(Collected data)
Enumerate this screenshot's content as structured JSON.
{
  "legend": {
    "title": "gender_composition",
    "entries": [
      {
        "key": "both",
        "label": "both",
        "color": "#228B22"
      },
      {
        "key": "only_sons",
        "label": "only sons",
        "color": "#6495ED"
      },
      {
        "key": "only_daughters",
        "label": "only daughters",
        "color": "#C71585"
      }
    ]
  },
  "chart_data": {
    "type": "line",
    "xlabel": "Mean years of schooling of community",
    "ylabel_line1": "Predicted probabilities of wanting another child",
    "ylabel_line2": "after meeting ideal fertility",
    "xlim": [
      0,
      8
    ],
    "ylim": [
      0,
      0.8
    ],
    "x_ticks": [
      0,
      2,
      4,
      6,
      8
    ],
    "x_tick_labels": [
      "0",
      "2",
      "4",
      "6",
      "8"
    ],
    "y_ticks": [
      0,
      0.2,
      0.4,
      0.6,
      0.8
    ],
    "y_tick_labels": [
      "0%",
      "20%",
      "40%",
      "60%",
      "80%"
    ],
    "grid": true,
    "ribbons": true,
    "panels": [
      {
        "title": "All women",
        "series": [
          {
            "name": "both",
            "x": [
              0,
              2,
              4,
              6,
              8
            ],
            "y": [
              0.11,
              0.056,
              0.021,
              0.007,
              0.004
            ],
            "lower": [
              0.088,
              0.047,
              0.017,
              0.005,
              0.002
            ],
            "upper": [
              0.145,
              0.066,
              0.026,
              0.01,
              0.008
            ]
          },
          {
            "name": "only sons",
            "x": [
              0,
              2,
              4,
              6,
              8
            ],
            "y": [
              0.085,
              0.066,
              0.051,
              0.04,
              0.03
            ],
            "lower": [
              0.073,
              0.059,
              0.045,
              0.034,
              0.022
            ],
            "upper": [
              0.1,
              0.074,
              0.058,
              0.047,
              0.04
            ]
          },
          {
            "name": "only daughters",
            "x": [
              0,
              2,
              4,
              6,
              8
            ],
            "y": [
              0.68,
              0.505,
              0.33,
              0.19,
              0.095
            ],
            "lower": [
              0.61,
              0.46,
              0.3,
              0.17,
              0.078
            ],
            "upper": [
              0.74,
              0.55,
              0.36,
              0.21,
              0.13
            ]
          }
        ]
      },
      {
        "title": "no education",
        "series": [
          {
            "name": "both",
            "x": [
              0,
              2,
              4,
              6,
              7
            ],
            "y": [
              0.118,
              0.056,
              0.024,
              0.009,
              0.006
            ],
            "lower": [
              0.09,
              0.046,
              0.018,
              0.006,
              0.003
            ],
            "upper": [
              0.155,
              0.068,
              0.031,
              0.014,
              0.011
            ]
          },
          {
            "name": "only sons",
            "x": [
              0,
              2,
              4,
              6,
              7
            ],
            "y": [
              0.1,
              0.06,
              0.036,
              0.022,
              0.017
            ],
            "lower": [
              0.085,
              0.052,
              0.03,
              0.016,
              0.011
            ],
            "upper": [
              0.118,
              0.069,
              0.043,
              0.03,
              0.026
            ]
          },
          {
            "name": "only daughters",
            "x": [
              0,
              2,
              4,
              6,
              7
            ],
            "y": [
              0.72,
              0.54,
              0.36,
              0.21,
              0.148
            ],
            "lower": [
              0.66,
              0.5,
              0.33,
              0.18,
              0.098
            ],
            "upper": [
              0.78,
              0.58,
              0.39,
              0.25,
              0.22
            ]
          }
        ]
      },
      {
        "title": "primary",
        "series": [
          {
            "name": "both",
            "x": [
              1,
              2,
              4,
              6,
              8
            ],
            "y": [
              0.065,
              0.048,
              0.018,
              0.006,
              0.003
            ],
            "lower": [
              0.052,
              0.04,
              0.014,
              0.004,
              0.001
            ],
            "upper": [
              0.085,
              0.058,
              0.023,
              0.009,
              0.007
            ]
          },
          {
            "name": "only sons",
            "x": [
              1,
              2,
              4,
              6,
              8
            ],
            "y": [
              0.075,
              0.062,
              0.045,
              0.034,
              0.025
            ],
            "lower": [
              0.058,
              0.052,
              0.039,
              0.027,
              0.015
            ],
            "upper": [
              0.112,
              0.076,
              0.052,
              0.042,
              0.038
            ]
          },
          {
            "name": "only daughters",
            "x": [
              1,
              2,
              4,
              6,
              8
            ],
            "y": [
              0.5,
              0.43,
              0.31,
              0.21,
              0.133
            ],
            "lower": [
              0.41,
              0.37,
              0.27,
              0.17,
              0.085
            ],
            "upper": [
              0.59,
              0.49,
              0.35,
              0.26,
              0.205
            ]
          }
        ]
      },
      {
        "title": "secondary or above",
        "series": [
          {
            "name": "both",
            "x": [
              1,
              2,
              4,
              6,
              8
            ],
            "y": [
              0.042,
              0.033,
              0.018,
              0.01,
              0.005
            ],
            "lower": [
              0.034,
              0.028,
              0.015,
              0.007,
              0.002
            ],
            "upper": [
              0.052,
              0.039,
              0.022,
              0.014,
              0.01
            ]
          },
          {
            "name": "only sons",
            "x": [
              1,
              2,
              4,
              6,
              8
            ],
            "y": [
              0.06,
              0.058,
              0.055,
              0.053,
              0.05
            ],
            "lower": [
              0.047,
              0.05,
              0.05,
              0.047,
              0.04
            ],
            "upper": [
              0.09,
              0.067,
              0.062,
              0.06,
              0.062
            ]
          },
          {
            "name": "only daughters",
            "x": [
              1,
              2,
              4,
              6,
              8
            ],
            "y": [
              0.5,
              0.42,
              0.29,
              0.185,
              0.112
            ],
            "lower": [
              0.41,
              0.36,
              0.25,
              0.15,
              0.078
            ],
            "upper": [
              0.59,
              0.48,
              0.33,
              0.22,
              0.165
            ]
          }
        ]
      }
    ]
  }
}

(WRITTEN INSTRUCTION) Each entry must be reproduced verbatim.

(WRITTEN RESPONSE)
Enumerate this screenshot's content as structured JSON.
{
  "legend": {
    "title": "gender_composition",
    "entries": [
      {
        "key": "both",
        "label": "both",
        "color": "#228B22"
      },
      {
        "key": "only_sons",
        "label": "only sons",
        "color": "#6495ED"
      },
      {
        "key": "only_daughters",
        "label": "only daughters",
        "color": "#C71585"
      }
    ]
  },
  "chart_data": {
    "type": "line",
    "xlabel": "Mean years of schooling of community",
    "ylabel_line1": "Predicted probabilities of wanting another child",
    "ylabel_line2": "after meeting ideal fertility",
    "xlim": [
      0,
      8
    ],
    "ylim": [
      0,
      0.8
    ],
    "x_ticks": [
      0,
      2,
      4,
      6,
      8
    ],
    "x_tick_labels": [
      "0",
      "2",
      "4",
      "6",
      "8"
    ],
    "y_ticks": [
      0,
      0.2,
      0.4,
      0.6,
      0.8
    ],
    "y_tick_labels": [
      "0%",
      "20%",
      "40%",
      "60%",
      "80%"
    ],
    "grid": true,
    "ribbons": true,
    "panels": [
      {
        "title": "All women",
        "series": [
          {
            "name": "both",
            "x": [
              0,
              2,
              4,
              6,
              8
            ],
            "y": [
              0.11,
              0.056,
              0.021,
              0.007,
              0.004
            ],
            "lower": [
              0.088,
              0.047,
              0.017,
              0.005,
              0.002
            ],
            "upper": [
              0.145,
              0.066,
              0.026,
              0.01,
              0.008
            ]
          },
          {
            "name": "only sons",
            "x": [
              0,
              2,
              4,
              6,
              8
            ],
            "y": [
              0.085,
              0.066,
              0.051,
              0.04,
              0.03
            ],
            "lower": [
              0.073,
              0.059,
              0.045,
              0.034,
              0.022
            ],
            "upper": [
              0.1,
              0.074,
              0.058,
              0.047,
              0.04
            ]
          },
          {
            "name": "only daughters",
            "x": [
              0,
              2,
              4,
              6,
              8
            ],
            "y": [
              0.68,
              0.505,
              0.33,
              0.19,
              0.095
            ],
            "lower": [
              0.61,
              0.46,
              0.3,
              0.17,
              0.078
            ],
            "upper": [
              0.74,
              0.55,
              0.36,
              0.21,
              0.13
            ]
          }
        ]
      },
      {
        "title": "no education",
        "series": [
          {
            "name": "both",
            "x": [
              0,
              2,
              4,
              6,
              7
            ],
            "y": [
              0.118,
              0.056,
              0.024,
              0.009,
              0.006
            ],
            "lower": [
              0.09,
              0.046,
              0.018,
              0.006,
              0.003
            ],
            "upper": [
              0.155,
              0.068,
              0.031,
              0.014,
              0.011
            ]
          },
          {
            "name": "only sons",
            "x": [
              0,
              2,
              4,
              6,
              7
            ],
            "y": [
              0.1,
              0.06,
              0.036,
              0.022,
              0.017
            ],
            "lower": [
              0.085,
              0.052,
              0.03,
              0.016,
              0.011
            ],
            "upper": [
              0.118,
              0.069,
              0.043,
              0.03,
              0.026
            ]
          },
          {
            "name": "only daughters",
            "x": [
              0,
              2,
              4,
              6,
              7
            ],
            "y": [
              0.72,
              0.54,
              0.36,
              0.21,
              0.148
            ],
            "lower": [
              0.66,
              0.5,
              0.33,
              0.18,
              0.098
            ],
            "upper": [
              0.78,
              0.58,
              0.39,
              0.25,
              0.22
            ]
          }
        ]
      },
      {
        "title": "primary",
        "series": [
          {
            "name": "both",
            "x": [
              1,
              2,
              4,
              6,
              8
            ],
            "y": [
              0.065,
              0.048,
              0.018,
              0.006,
              0.003
            ],
            "lower": [
              0.052,
              0.04,
              0.014,
              0.004,
              0.001
            ],
            "upper": [
              0.085,
              0.058,
              0.023,
              0.009,
              0.007
            ]
          },
          {
            "name": "only sons",
            "x": [
              1,
              2,
              4,
              6,
              8
            ],
            "y": [
              0.075,
              0.062,
              0.045,
              0.034,
              0.025
            ],
            "lower": [
              0.058,
              0.052,
              0.039,
              0.027,
              0.015
            ],
            "upper": [
              0.112,
              0.076,
              0.052,
              0.042,
              0.038
            ]
          },
          {
            "name": "only daughters",
            "x": [
              1,
              2,
              4,
              6,
              8
            ],
            "y": [
              0.5,
              0.43,
              0.31,
              0.21,
              0.133
            ],
            "lower": [
              0.41,
              0.37,
              0.27,
              0.17,
              0.085
            ],
            "upper": [
              0.59,
              0.49,
              0.35,
              0.26,
              0.205
            ]
          }
        ]
      },
      {
        "title": "secondary or above",
        "series": [
          {
            "name": "both",
            "x": [
              1,
              2,
              4,
              6,
              8
            ],
            "y": [
              0.042,
              0.033,
              0.018,
              0.01,
              0.005
            ],
            "lower": [
              0.034,
              0.028,
              0.015,
              0.007,
              0.002
            ],
            "upper": [
              0.052,
              0.039,
              0.022,
              0.014,
              0.01
            ]
          },
          {
            "name": "only sons",
            "x": [
              1,
              2,
              4,
              6,
              8
            ],
            "y": [
              0.06,
              0.058,
              0.055,
              0.053,
              0.05
            ],
            "lower": [
              0.047,
              0.05,
              0.05,
              0.047,
              0.04
            ],
            "upper": [
              0.09,
              0.067,
              0.062,
              0.06,
              0.062
            ]
          },
          {
            "name": "only daughters",
            "x": [
              1,
              2,
              4,
              6,
              8
            ],
            "y": [
              0.5,
              0.42,
              0.29,
              0.185,
              0.112
            ],
            "lower": [
              0.41,
              0.36,
              0.25,
              0.15,
              0.078
            ],
            "upper": [
              0.59,
              0.48,
              0.33,
              0.22,
              0.165
            ]
          }
        ]
      }
    ]
  }
}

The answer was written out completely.